Task description:
In the entries below, find every line holding the string "heading" and collect it.

|---|

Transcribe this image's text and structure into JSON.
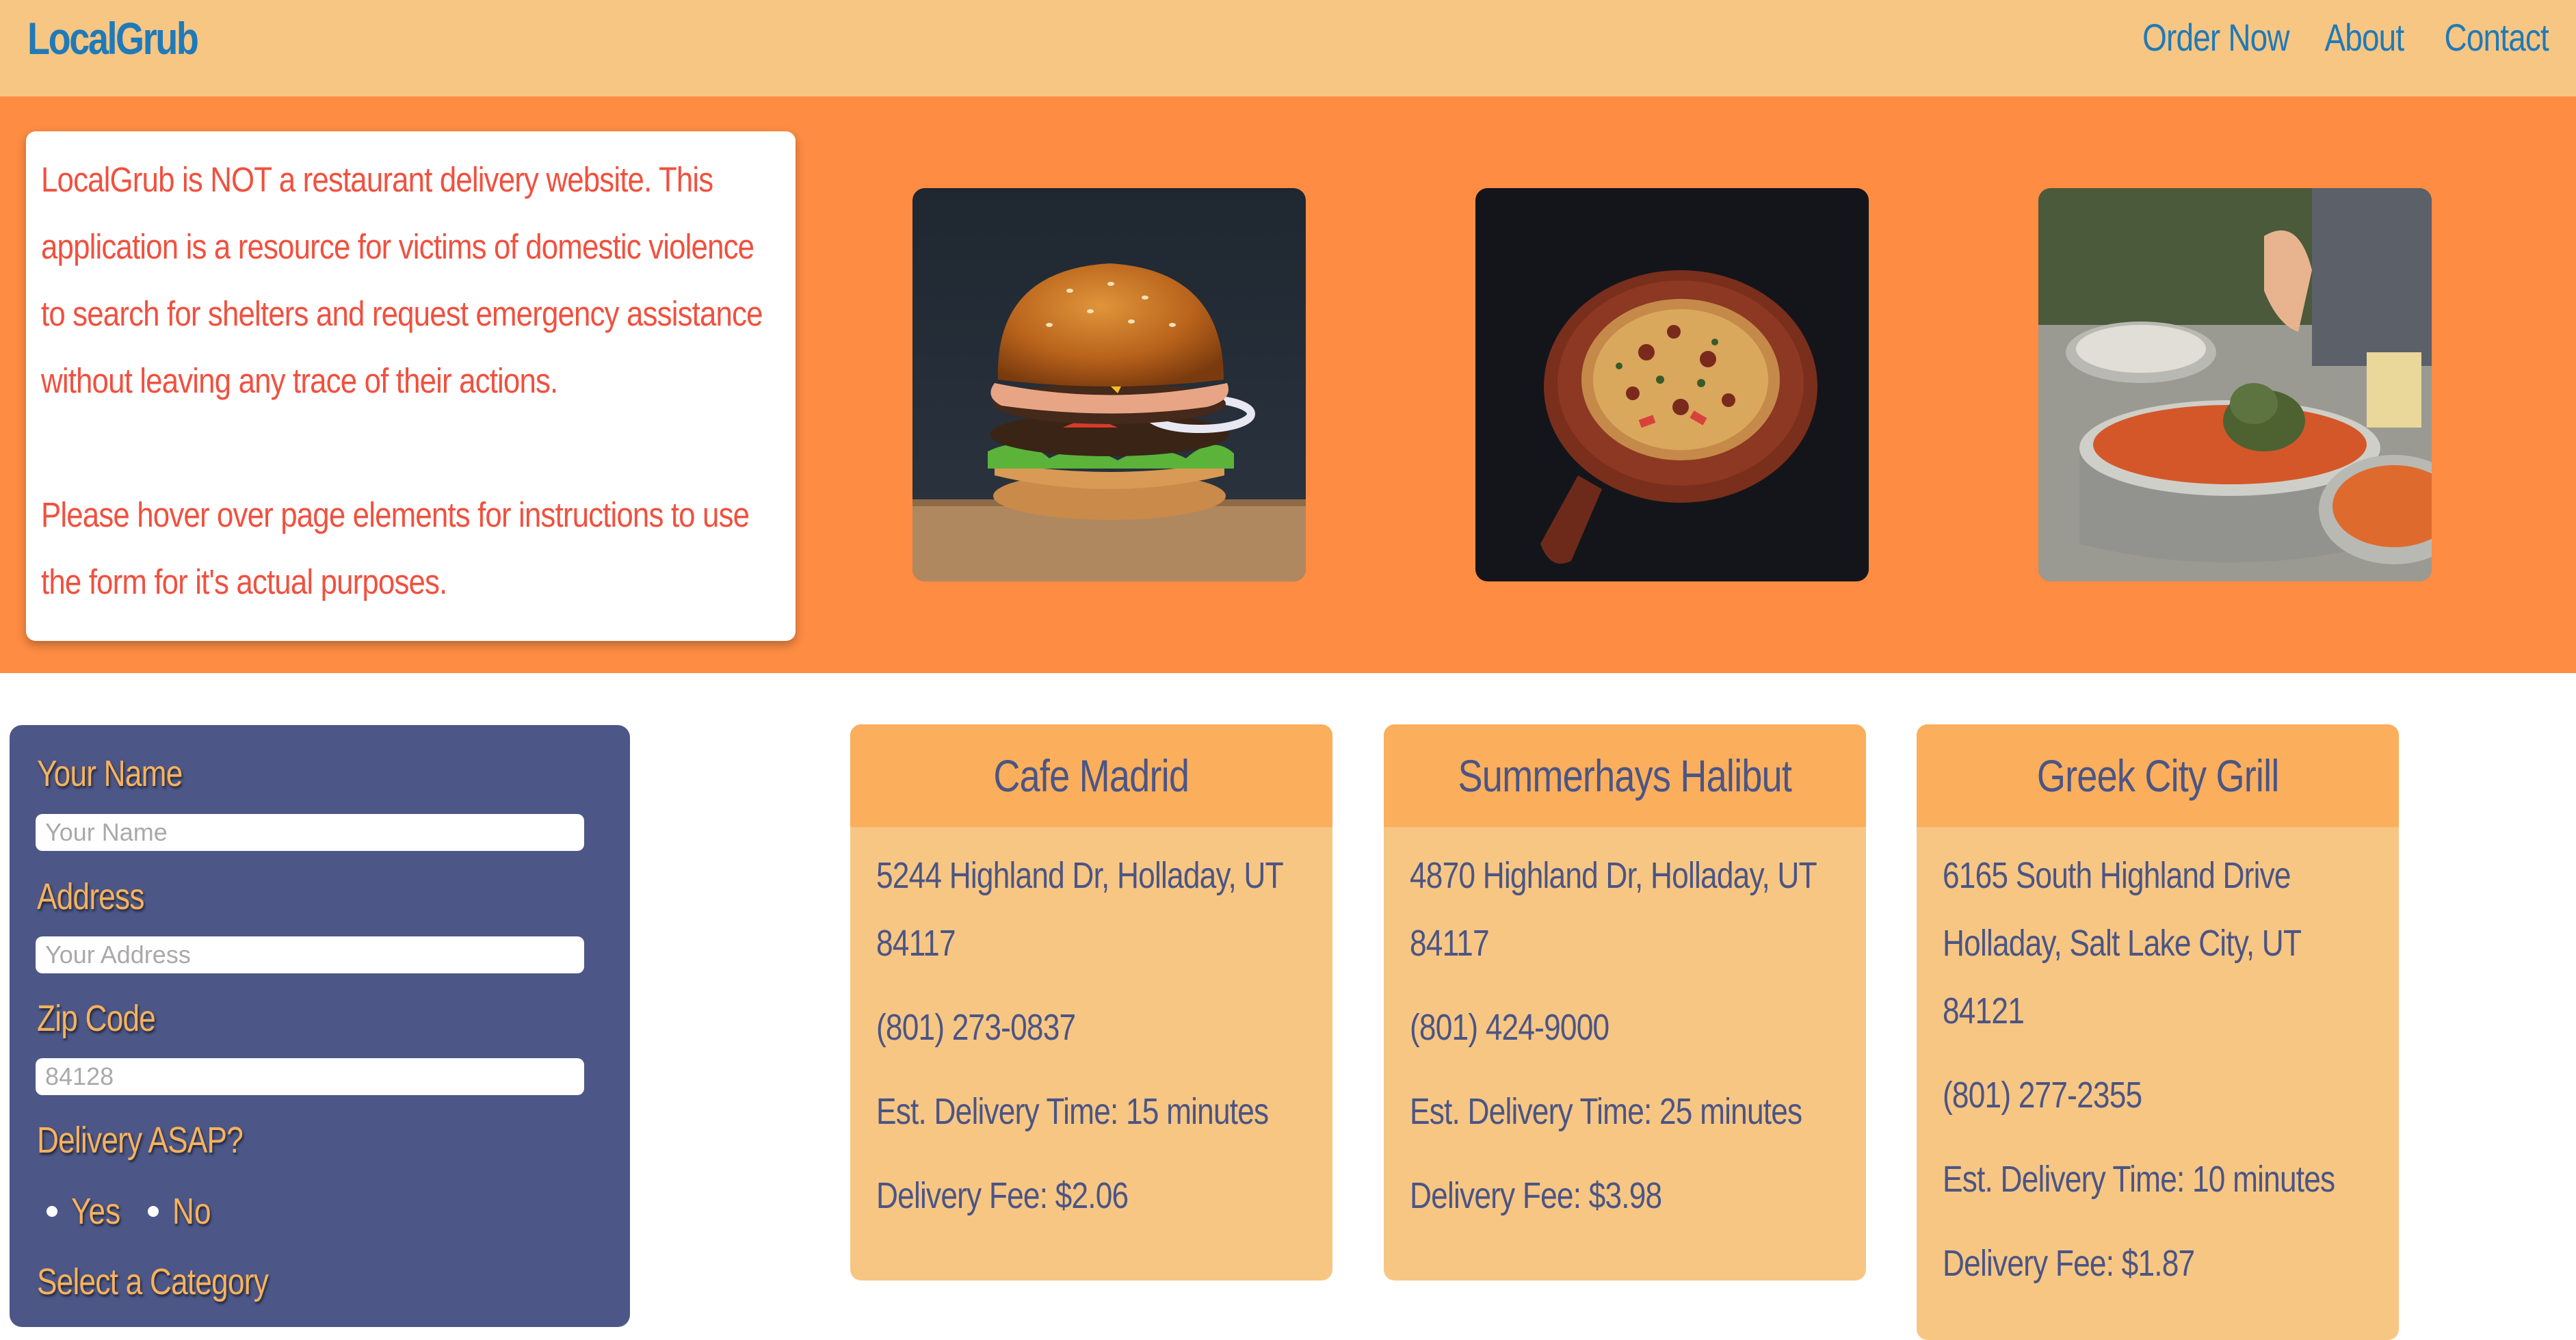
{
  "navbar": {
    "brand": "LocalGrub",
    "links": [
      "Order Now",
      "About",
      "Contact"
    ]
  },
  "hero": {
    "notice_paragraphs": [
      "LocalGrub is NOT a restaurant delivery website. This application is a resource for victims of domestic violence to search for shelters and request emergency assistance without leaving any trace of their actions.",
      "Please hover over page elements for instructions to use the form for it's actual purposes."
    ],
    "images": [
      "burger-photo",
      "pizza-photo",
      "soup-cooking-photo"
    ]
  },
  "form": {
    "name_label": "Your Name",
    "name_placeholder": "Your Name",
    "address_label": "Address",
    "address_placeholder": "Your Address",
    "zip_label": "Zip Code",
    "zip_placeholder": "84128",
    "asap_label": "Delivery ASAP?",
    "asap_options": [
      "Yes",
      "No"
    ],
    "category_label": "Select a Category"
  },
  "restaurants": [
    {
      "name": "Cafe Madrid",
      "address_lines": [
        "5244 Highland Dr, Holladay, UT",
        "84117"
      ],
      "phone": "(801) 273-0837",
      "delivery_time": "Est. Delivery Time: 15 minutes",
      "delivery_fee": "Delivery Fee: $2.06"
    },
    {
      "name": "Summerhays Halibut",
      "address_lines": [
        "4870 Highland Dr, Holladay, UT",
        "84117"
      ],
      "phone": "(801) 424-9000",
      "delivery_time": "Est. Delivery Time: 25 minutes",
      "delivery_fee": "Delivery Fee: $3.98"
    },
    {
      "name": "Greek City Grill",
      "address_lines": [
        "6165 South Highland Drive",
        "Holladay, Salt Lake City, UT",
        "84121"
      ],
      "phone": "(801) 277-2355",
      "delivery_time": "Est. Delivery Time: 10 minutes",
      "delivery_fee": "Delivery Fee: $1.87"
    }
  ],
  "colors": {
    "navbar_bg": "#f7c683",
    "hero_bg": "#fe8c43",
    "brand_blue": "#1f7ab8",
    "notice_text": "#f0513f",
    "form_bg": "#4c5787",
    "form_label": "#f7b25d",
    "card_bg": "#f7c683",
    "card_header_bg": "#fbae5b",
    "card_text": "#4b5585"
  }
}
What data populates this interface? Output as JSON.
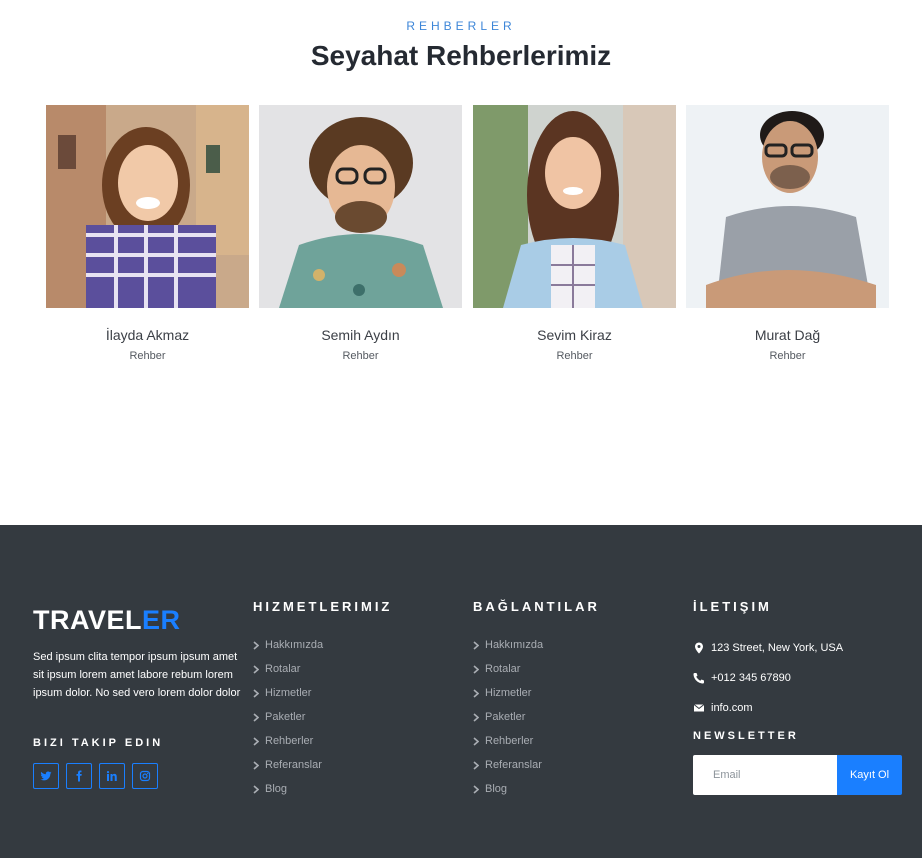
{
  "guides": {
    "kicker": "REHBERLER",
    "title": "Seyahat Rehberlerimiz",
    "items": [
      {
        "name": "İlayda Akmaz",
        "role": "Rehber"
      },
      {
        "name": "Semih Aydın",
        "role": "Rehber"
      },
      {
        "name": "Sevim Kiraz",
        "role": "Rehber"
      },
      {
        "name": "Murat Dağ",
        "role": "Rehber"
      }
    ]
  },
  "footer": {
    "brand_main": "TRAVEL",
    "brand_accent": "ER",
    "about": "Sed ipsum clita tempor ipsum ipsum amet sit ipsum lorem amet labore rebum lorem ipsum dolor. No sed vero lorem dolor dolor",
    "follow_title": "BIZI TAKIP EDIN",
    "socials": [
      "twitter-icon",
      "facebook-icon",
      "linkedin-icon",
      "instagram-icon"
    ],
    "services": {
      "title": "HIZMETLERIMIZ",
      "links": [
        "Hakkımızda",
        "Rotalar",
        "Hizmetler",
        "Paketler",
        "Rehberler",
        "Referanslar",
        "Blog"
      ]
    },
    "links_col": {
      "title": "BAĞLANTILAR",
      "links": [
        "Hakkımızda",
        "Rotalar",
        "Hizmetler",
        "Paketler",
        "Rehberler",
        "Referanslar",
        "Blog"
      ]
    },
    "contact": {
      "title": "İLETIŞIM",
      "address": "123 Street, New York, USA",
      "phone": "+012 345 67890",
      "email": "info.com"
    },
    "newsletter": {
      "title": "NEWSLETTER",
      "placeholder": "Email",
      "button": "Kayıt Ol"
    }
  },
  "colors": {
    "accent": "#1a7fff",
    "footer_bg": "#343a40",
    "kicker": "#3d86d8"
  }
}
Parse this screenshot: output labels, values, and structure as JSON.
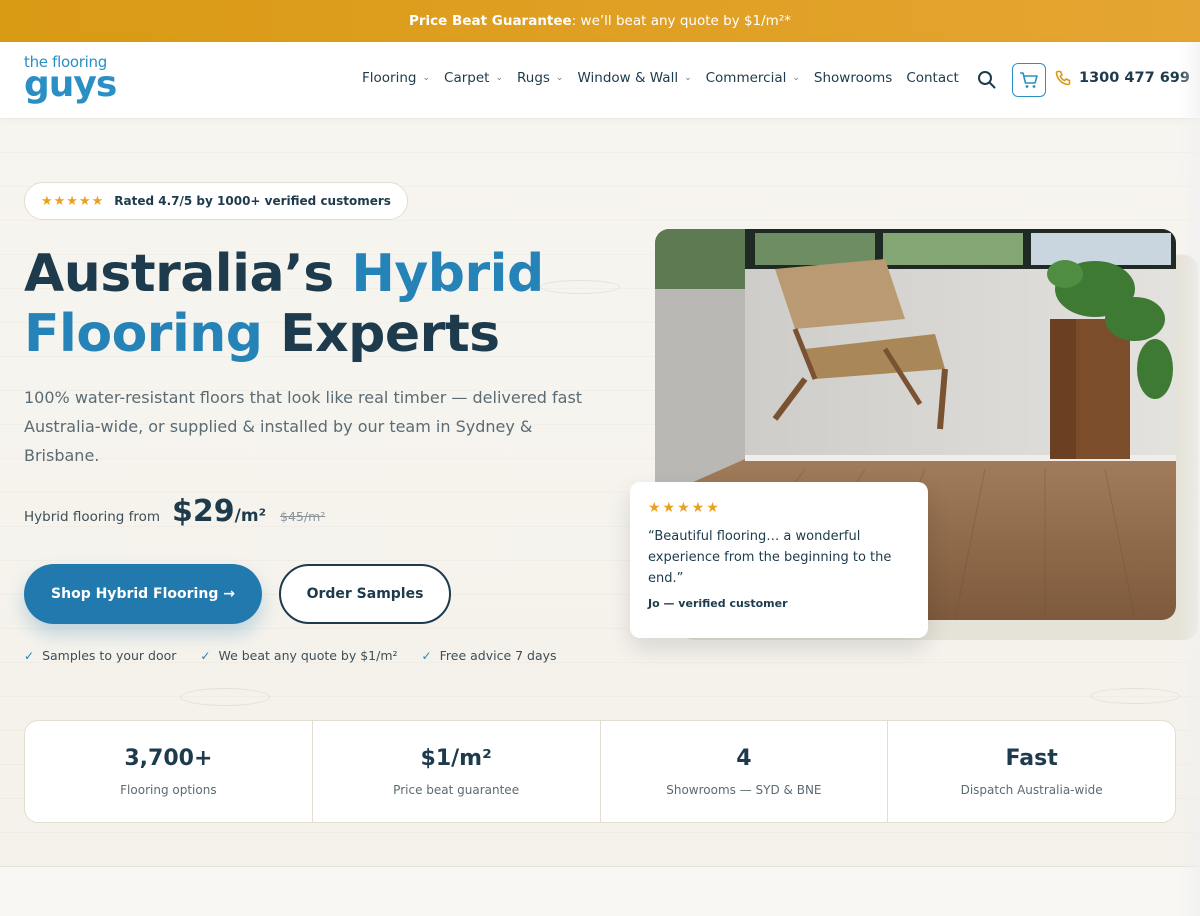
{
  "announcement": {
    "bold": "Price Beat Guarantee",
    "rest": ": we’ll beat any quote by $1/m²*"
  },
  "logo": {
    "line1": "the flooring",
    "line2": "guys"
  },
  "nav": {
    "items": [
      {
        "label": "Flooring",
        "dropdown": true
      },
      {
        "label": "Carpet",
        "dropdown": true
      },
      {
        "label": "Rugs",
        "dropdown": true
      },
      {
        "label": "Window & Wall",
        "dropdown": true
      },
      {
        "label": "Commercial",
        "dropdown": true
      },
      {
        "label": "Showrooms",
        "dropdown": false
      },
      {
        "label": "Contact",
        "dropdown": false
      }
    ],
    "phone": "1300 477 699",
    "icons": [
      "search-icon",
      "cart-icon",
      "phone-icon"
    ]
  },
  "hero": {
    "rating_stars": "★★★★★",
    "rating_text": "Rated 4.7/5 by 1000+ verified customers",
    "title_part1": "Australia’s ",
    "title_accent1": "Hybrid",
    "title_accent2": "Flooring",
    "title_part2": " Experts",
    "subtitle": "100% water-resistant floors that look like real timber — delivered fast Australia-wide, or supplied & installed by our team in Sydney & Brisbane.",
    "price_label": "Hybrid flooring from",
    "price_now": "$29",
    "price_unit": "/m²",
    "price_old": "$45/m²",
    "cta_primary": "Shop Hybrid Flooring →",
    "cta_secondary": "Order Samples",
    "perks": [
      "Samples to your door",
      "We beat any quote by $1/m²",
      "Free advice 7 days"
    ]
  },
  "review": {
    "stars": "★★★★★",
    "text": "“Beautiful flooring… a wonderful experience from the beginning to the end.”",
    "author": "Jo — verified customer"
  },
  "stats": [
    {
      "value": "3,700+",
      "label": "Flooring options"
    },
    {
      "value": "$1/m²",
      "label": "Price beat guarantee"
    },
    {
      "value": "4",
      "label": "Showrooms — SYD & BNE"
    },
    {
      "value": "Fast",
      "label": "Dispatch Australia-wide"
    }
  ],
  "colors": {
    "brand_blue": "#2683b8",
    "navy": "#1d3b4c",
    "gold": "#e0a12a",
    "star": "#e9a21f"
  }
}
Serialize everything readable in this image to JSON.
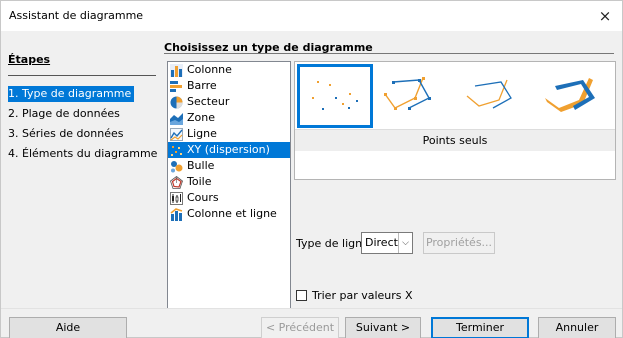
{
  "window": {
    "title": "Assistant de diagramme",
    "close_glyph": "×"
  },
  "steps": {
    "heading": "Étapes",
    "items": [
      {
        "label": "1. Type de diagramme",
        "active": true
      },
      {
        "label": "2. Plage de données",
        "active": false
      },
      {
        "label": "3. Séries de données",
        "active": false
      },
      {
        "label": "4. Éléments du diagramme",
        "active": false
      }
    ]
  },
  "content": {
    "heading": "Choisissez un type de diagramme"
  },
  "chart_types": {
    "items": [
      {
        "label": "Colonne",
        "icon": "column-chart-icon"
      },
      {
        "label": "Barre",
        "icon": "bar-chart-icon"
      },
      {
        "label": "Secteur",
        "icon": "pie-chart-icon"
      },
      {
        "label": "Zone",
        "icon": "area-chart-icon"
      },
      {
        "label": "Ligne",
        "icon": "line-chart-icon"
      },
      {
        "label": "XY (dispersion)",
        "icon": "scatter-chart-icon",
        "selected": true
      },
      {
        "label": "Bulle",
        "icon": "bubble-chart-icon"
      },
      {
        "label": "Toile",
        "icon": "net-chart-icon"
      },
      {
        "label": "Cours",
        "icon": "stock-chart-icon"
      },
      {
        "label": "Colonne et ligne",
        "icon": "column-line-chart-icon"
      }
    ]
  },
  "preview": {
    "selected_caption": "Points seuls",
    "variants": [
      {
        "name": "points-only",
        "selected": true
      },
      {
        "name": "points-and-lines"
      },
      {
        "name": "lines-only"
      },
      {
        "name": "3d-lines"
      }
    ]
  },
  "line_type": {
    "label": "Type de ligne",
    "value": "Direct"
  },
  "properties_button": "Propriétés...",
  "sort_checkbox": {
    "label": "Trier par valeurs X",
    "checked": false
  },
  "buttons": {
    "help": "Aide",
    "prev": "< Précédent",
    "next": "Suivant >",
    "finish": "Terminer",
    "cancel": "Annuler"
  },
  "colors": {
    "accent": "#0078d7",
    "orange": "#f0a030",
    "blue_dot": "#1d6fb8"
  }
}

|---|

Result of the exercise:
    "heading": "Étapes",
    "heading": "Choisissez un type de diagramme"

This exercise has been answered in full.